Sunulan metin>
#####

Lübnanlaşma.. Cezaevleri.. Ve, ABD’de Tarzan zorda…
‘Terörsüz Türkiye’ sürecinin mimarı MHP lideri Devlet Bahçeli’nin “Cumhurbaşkanı yardımcılarından biri Kürt diğeri de Alevi olsun” cümlesi, ortama bomba gibi düştü.
Yadırganan o cümlesini kapalı bir ortamda sarf etmiş Bahçeli; söylediğini doğrularken lafının çekilmek istendiği yönü kınadı…
Lafın çekildiği yön, ‘Türkiye’yi Lübnanlaştırma’ benzetmesi…
Ortadoğu yeniden şekillenirken, Fransa’dan bağımsızlığını kazanan Lübnan (1943), çok dinli ve kültürlü bir ülke görüntüsünü yazılı olmayan toplumsal mutabakat belgesine de yansıtmıştı. Ülkede devlet başkanı Maruni Hıristiyan, Meclis başkanı Şii ve başbakan da Sünni biri oluyor, Meclis başkan vekili ile başbakan yardımcısı da Rum Ortodoks Cemaati’nden seçiliyor…
Bizde ‘Lübnanlaşma’ benzetmesine başvuranlar bu düzeni eleştiriyorlar ama, bağımsızlığını kazanmasından bu yana Lübnan’da siyasi düzeni her şeye rağmen ayakta tutan da bu görev bölümü.
Kurucu belgede pek çok unsur 1989’da değişti, temsili sistem yerinde bırakıldı.
Türkiye Lübnan’a hiç benzemeyen bir ülke. MHP liderinin cümlesinin gürültü kopartması bu yüzden.
Devlet Bahçeli lafını ortada bırakmak yerine “Ben bir temennide bulundum” deseydi, tartışma başlamadan biterdi.
Cumhurbaşkanı Tayyip Erdoğan iki dönemdir tek yardımcıyla kendini sınırladı. Son seçimde Kemal Kılıçdaroğlu cumhurbaşkanı seçilebilseydi tam yedi yardımcısı olacaktı.
Kürt ve Alevi kökenli vatandaşlara devlet yönetiminde her makamın açık olduğu bir ülke Türkiye; seçilecek sonraki cumhurbaşkanı, kendisine yardımcı atarken, Bahçeli’nin temennisini yerine getirebilir.
Ülkeyi Lübnanlaştırmadan…
Konuya en ilginç yaklaşımı şu karşı-sorusu ile DEM eş-başkanı Tuncer Bakırhan getirdi: “Neden Cumhurbaşkanı da Kürt olmasın?”

#####

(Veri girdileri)

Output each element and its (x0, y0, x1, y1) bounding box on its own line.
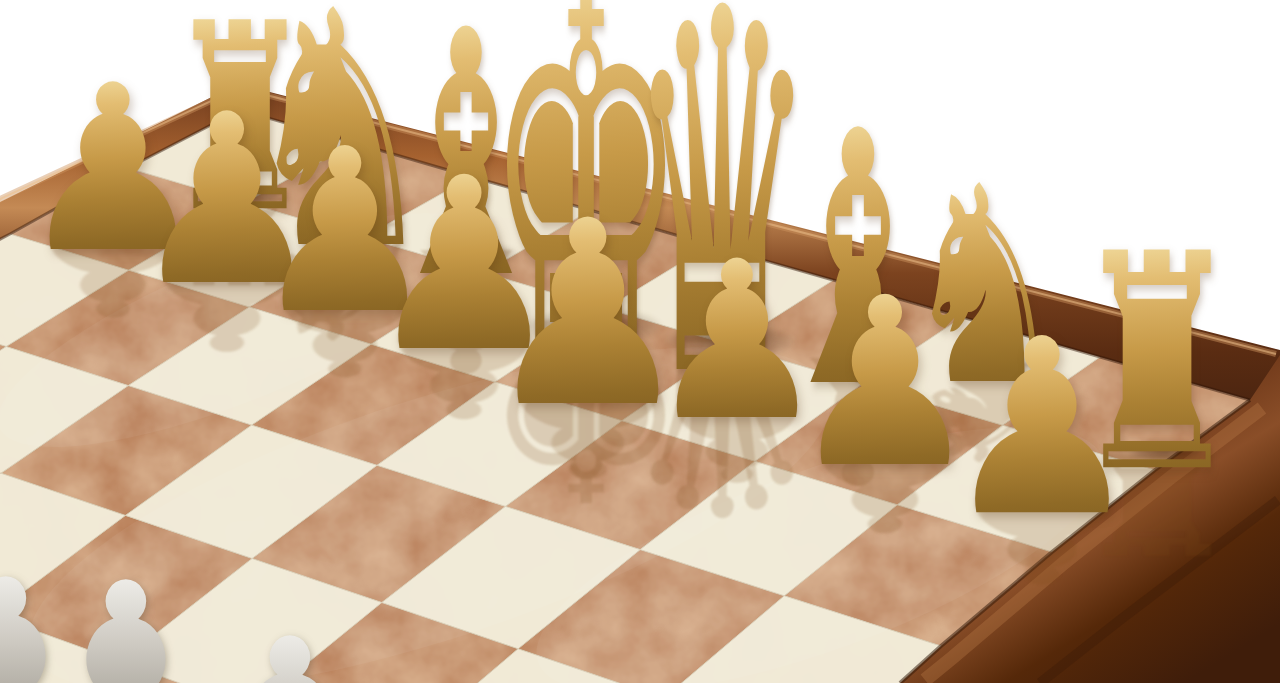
piece-brass-pawn-a2[interactable]: ♟ (942, 307, 1142, 550)
piece-pewter-pawn-foreground[interactable]: ♟ (175, 604, 404, 683)
chess-product-photo: ♜♜♞♞♟♟♝♝♟♟♟♟♚♚♟♟♛♛♝♝♞♞♟♟♟♟♜♜♟♟♟♟♟♟♟ (0, 0, 1280, 683)
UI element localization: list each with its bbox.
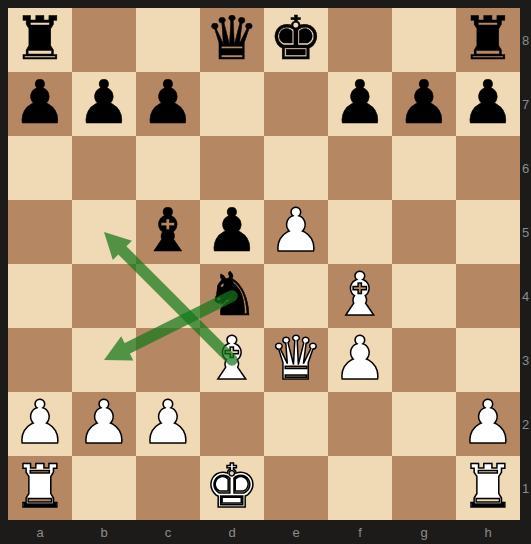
piece-black-king-e8[interactable]: ♚ — [269, 6, 323, 70]
rank-label-6: 6 — [520, 136, 531, 200]
square-a1[interactable]: ♜ — [8, 456, 72, 520]
rank-label-7: 7 — [520, 72, 531, 136]
square-d6[interactable] — [200, 136, 264, 200]
square-g7[interactable]: ♟ — [392, 72, 456, 136]
square-a6[interactable] — [8, 136, 72, 200]
square-f8[interactable] — [328, 8, 392, 72]
square-b1[interactable] — [72, 456, 136, 520]
square-f2[interactable] — [328, 392, 392, 456]
square-g4[interactable] — [392, 264, 456, 328]
file-label-d: d — [200, 520, 264, 544]
piece-black-pawn-c7[interactable]: ♟ — [141, 70, 195, 134]
square-g3[interactable] — [392, 328, 456, 392]
square-h2[interactable]: ♟ — [456, 392, 520, 456]
piece-black-knight-d4[interactable]: ♞ — [205, 262, 259, 326]
piece-white-king-d1[interactable]: ♚ — [205, 454, 259, 518]
square-g6[interactable] — [392, 136, 456, 200]
square-b8[interactable] — [72, 8, 136, 72]
square-c5[interactable]: ♝ — [136, 200, 200, 264]
square-e2[interactable] — [264, 392, 328, 456]
square-b2[interactable]: ♟ — [72, 392, 136, 456]
rank-label-2: 2 — [520, 392, 531, 456]
piece-white-pawn-a2[interactable]: ♟ — [13, 390, 67, 454]
square-e4[interactable] — [264, 264, 328, 328]
square-g1[interactable] — [392, 456, 456, 520]
square-a7[interactable]: ♟ — [8, 72, 72, 136]
square-e3[interactable]: ♛ — [264, 328, 328, 392]
piece-black-pawn-b7[interactable]: ♟ — [77, 70, 131, 134]
rank-label-3: 3 — [520, 328, 531, 392]
square-d7[interactable] — [200, 72, 264, 136]
square-b6[interactable] — [72, 136, 136, 200]
square-c8[interactable] — [136, 8, 200, 72]
square-h6[interactable] — [456, 136, 520, 200]
square-e7[interactable] — [264, 72, 328, 136]
square-c2[interactable]: ♟ — [136, 392, 200, 456]
piece-white-rook-h1[interactable]: ♜ — [461, 454, 515, 518]
square-a2[interactable]: ♟ — [8, 392, 72, 456]
piece-white-pawn-h2[interactable]: ♟ — [461, 390, 515, 454]
square-d4[interactable]: ♞ — [200, 264, 264, 328]
file-label-g: g — [392, 520, 456, 544]
piece-white-pawn-e5[interactable]: ♟ — [269, 198, 323, 262]
piece-white-rook-a1[interactable]: ♜ — [13, 454, 67, 518]
chess-app-canvas: ♜♛♚♜♟♟♟♟♟♟♝♟♟♞♝♝♛♟♟♟♟♟♜♚♜ abcdefgh876543… — [0, 0, 531, 544]
square-e1[interactable] — [264, 456, 328, 520]
square-g5[interactable] — [392, 200, 456, 264]
square-h1[interactable]: ♜ — [456, 456, 520, 520]
piece-white-pawn-f3[interactable]: ♟ — [333, 326, 387, 390]
square-h5[interactable] — [456, 200, 520, 264]
chess-board[interactable]: ♜♛♚♜♟♟♟♟♟♟♝♟♟♞♝♝♛♟♟♟♟♟♜♚♜ — [8, 8, 520, 520]
rank-label-1: 1 — [520, 456, 531, 520]
file-label-f: f — [328, 520, 392, 544]
rank-label-8: 8 — [520, 8, 531, 72]
square-g8[interactable] — [392, 8, 456, 72]
square-b4[interactable] — [72, 264, 136, 328]
square-c7[interactable]: ♟ — [136, 72, 200, 136]
square-c1[interactable] — [136, 456, 200, 520]
piece-black-pawn-a7[interactable]: ♟ — [13, 70, 67, 134]
file-label-c: c — [136, 520, 200, 544]
rank-label-5: 5 — [520, 200, 531, 264]
square-d2[interactable] — [200, 392, 264, 456]
square-f3[interactable]: ♟ — [328, 328, 392, 392]
piece-black-rook-h8[interactable]: ♜ — [461, 6, 515, 70]
square-f5[interactable] — [328, 200, 392, 264]
piece-black-pawn-g7[interactable]: ♟ — [397, 70, 451, 134]
square-d5[interactable]: ♟ — [200, 200, 264, 264]
piece-black-queen-d8[interactable]: ♛ — [205, 6, 259, 70]
square-a4[interactable] — [8, 264, 72, 328]
piece-white-queen-e3[interactable]: ♛ — [269, 326, 323, 390]
square-f1[interactable] — [328, 456, 392, 520]
rank-label-4: 4 — [520, 264, 531, 328]
square-d3[interactable]: ♝ — [200, 328, 264, 392]
square-a8[interactable]: ♜ — [8, 8, 72, 72]
file-label-h: h — [456, 520, 520, 544]
square-f4[interactable]: ♝ — [328, 264, 392, 328]
piece-white-pawn-c2[interactable]: ♟ — [141, 390, 195, 454]
square-c6[interactable] — [136, 136, 200, 200]
square-h7[interactable]: ♟ — [456, 72, 520, 136]
square-c4[interactable] — [136, 264, 200, 328]
piece-black-pawn-h7[interactable]: ♟ — [461, 70, 515, 134]
square-c3[interactable] — [136, 328, 200, 392]
square-f7[interactable]: ♟ — [328, 72, 392, 136]
square-b3[interactable] — [72, 328, 136, 392]
square-d8[interactable]: ♛ — [200, 8, 264, 72]
square-e6[interactable] — [264, 136, 328, 200]
square-e5[interactable]: ♟ — [264, 200, 328, 264]
piece-black-pawn-d5[interactable]: ♟ — [205, 198, 259, 262]
piece-black-rook-a8[interactable]: ♜ — [13, 6, 67, 70]
piece-black-bishop-c5[interactable]: ♝ — [141, 198, 195, 262]
square-h3[interactable] — [456, 328, 520, 392]
square-b7[interactable]: ♟ — [72, 72, 136, 136]
piece-white-bishop-d3[interactable]: ♝ — [205, 326, 259, 390]
square-d1[interactable]: ♚ — [200, 456, 264, 520]
square-f6[interactable] — [328, 136, 392, 200]
square-a3[interactable] — [8, 328, 72, 392]
square-a5[interactable] — [8, 200, 72, 264]
square-h4[interactable] — [456, 264, 520, 328]
piece-black-pawn-f7[interactable]: ♟ — [333, 70, 387, 134]
square-h8[interactable]: ♜ — [456, 8, 520, 72]
piece-white-pawn-b2[interactable]: ♟ — [77, 390, 131, 454]
file-label-b: b — [72, 520, 136, 544]
file-label-a: a — [8, 520, 72, 544]
piece-white-bishop-f4[interactable]: ♝ — [333, 262, 387, 326]
square-b5[interactable] — [72, 200, 136, 264]
square-g2[interactable] — [392, 392, 456, 456]
square-e8[interactable]: ♚ — [264, 8, 328, 72]
file-label-e: e — [264, 520, 328, 544]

#####

Yapılacak görevler>
- a) Lübnanlaşma konulu metnin "Kurucu belgede pek" sözcüklerini içeren yerle açılıp "tartışma başlamadan biterdi." ile kapanan kısmını, "tartışma" yerine "polemik" koyarak yeniden yazın.
- b) Lütfen girdilerde "piece-black-king-e8[interactable]: ♚ —" içeren satırla açılıp "square-g6[interactable] — [392, 136, 456, 200]" içeren satırla kapanan kısmı, iki uç da dahil ve boş satırlar atlanarak, Sıra sütununda sıra numarası, Satır sütununda satırın kendisi bulunan bir Markdown tablosuna dönüştürün.
Metin ile girdiler arasında herhangi bir bağ yoktur.

Alıştırma yanıtları>
- a)
Kurucu belgede pek çok unsur 1989’da değişti, temsili sistem yerinde bırakıldı.
Türkiye Lübnan’a hiç benzemeyen bir ülke. MHP liderinin cümlesinin gürültü kopartması bu yüzden.
Devlet Bahçeli lafını ortada bırakmak yerine “Ben bir temennide bulundum” deseydi, polemik başlamadan biterdi.

- b)
| Sıra | Satır |
|---|---|
| 1 | piece-black-king-e8[interactable]: ♚ — [269, 6, 323, 70] |
| 2 | rank-label-6: 6 — [520, 136, 531, 200] |
| 3 | square-a1[interactable]: ♜ — [8, 456, 72, 520] |
| 4 | rank-label-7: 7 — [520, 72, 531, 136] |
| 5 | square-d6[interactable] — [200, 136, 264, 200] |
| 6 | square-g7[interactable]: ♟ — [392, 72, 456, 136] |
| 7 | square-a6[interactable] — [8, 136, 72, 200] |
| 8 | square-f8[interactable] — [328, 8, 392, 72] |
| 9 | square-b1[interactable] — [72, 456, 136, 520] |
| 10 | square-f2[interactable] — [328, 392, 392, 456] |
| 11 | square-g4[interactable] — [392, 264, 456, 328] |
| 12 | file-label-d: d — [200, 520, 264, 544] |
| 13 | piece-black-pawn-c7[interactable]: ♟ — [141, 70, 195, 134] |
| 14 | square-g3[interactable] — [392, 328, 456, 392] |
| 15 | square-h2[interactable]: ♟ — [456, 392, 520, 456] |
| 16 | piece-black-knight-d4[interactable]: ♞ — [205, 262, 259, 326] |
| 17 | piece-white-king-d1[interactable]: ♚ — [205, 454, 259, 518] |
| 18 | square-g6[interactable] — [392, 136, 456, 200] |